[Rows from a dataset]
----

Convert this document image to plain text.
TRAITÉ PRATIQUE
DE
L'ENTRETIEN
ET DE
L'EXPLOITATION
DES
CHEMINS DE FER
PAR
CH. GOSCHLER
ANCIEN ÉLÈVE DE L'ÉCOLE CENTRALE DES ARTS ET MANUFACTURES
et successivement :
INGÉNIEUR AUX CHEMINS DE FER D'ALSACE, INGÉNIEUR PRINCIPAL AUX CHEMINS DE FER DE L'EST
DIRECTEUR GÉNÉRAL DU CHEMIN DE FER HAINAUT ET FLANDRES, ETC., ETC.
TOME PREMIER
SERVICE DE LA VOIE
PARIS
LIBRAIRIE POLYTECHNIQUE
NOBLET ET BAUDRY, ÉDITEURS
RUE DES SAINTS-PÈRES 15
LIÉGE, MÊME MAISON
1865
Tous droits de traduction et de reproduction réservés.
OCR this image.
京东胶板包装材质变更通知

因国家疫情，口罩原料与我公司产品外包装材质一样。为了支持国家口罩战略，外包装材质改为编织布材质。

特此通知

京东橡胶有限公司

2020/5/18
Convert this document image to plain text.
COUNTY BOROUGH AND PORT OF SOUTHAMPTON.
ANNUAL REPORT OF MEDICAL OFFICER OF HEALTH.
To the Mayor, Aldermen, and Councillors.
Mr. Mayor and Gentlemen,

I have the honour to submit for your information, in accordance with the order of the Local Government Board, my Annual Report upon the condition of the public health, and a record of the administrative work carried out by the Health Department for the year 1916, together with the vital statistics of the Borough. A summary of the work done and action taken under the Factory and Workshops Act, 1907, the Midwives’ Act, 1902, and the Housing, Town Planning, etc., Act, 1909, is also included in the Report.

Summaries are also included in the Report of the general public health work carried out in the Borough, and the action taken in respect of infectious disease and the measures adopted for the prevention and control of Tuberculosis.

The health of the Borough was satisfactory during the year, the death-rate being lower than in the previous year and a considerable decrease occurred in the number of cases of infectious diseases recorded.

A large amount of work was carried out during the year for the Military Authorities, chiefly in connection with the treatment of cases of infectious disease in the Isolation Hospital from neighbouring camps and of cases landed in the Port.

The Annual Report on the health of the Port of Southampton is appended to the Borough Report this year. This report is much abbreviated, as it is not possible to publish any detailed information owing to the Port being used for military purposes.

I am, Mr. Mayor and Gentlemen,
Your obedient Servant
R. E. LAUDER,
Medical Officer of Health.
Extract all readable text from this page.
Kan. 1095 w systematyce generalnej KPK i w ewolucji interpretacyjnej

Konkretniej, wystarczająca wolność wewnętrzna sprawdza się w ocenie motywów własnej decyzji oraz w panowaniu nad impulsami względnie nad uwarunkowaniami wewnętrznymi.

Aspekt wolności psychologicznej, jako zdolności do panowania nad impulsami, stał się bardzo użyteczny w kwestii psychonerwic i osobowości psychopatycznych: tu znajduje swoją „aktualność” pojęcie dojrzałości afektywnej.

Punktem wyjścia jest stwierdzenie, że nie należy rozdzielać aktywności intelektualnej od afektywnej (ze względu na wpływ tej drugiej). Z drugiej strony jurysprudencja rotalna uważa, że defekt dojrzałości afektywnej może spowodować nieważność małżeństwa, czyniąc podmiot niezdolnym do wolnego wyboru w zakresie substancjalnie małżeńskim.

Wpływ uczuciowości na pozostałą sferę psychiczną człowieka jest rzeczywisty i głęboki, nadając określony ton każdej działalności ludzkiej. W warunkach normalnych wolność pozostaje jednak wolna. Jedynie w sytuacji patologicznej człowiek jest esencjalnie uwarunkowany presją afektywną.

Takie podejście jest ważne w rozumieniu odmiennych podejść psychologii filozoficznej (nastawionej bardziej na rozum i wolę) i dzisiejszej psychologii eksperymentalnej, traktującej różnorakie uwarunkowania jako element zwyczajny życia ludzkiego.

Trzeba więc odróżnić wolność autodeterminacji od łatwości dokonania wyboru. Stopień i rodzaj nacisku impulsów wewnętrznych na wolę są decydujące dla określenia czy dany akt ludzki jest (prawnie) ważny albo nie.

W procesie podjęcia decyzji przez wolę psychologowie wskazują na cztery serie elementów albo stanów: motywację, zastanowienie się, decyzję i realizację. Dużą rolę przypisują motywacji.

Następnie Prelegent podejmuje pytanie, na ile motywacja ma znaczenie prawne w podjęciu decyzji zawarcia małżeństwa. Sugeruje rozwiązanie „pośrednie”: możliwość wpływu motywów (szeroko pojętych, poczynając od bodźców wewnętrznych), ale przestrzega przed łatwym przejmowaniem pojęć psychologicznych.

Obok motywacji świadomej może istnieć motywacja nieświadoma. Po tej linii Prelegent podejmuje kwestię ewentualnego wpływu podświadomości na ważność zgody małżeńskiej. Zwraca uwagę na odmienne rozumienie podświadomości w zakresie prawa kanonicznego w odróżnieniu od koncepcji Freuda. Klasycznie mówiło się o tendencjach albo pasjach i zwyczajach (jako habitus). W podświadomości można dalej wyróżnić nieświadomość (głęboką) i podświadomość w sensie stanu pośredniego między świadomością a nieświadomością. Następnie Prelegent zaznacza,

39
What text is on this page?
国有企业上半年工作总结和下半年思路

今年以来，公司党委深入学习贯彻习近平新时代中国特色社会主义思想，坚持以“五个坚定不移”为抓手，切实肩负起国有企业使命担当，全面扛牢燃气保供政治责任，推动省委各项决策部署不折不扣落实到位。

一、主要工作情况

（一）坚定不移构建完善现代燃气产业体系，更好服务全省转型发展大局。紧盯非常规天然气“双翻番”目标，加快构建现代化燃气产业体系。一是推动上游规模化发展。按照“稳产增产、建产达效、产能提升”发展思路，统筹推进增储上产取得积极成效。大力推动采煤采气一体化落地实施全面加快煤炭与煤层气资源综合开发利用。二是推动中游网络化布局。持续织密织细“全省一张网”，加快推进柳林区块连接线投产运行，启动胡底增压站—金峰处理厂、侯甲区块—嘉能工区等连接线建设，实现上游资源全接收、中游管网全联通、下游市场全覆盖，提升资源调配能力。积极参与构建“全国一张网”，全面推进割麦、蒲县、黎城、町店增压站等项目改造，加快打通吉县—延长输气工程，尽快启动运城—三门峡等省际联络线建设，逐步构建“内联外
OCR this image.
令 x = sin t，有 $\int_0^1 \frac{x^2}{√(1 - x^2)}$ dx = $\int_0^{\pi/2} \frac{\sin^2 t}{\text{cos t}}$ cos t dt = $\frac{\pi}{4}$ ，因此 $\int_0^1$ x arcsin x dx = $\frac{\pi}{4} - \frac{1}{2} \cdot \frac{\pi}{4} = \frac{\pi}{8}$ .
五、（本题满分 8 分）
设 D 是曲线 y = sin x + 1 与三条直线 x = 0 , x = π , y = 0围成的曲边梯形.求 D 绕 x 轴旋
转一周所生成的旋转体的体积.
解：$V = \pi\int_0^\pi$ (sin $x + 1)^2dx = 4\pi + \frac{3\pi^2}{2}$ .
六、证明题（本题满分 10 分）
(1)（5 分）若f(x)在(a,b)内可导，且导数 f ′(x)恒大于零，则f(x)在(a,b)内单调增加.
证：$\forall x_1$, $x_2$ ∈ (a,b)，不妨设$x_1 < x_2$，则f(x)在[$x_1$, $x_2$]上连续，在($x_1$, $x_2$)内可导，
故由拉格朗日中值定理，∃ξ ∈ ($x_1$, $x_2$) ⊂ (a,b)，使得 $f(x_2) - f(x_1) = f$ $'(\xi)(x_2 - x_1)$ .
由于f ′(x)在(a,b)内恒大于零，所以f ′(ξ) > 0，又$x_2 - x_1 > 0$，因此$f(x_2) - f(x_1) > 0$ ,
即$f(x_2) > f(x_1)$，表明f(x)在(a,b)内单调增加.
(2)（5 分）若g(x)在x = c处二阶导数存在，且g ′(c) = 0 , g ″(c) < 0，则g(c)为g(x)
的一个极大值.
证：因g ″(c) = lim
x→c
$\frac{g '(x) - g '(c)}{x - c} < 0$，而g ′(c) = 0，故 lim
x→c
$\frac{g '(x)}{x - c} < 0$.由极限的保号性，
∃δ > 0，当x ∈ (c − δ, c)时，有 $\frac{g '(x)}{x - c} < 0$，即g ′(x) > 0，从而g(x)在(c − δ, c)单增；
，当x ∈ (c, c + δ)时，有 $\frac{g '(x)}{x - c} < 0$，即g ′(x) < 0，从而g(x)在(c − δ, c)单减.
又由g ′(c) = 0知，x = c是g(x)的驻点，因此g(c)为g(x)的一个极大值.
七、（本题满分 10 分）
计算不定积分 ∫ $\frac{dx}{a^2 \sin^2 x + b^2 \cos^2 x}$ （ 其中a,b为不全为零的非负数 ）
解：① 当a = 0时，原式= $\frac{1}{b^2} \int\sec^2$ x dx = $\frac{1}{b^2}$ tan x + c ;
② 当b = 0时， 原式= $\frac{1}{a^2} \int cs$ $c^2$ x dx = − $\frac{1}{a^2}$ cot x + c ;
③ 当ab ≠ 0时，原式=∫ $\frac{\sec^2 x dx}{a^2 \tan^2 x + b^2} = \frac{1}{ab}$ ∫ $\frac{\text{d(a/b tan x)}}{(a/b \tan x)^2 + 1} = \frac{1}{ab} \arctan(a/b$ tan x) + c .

----

(Job):
From the records, copy every line that has the string "with" in it.

(Solved problem):
I have the honour to submit for your information, in accordance with the order of the Local Government Board, my Annual Report upon the condition of the public health, and a record of the administrative work carried out by the Health Department for the year 1916, together with the vital statistics of the Borough. A summary of the work done and action taken under the Factory and Workshops Act, 1907, the Midwives’ Act, 1902, and the Housing, Town Planning, etc., Act, 1909, is also included in the Report.
A large amount of work was carried out during the year for the Military Authorities, chiefly in connection with the treatment of cases of infectious disease in the Isolation Hospital from neighbouring camps and of cases landed in the Port.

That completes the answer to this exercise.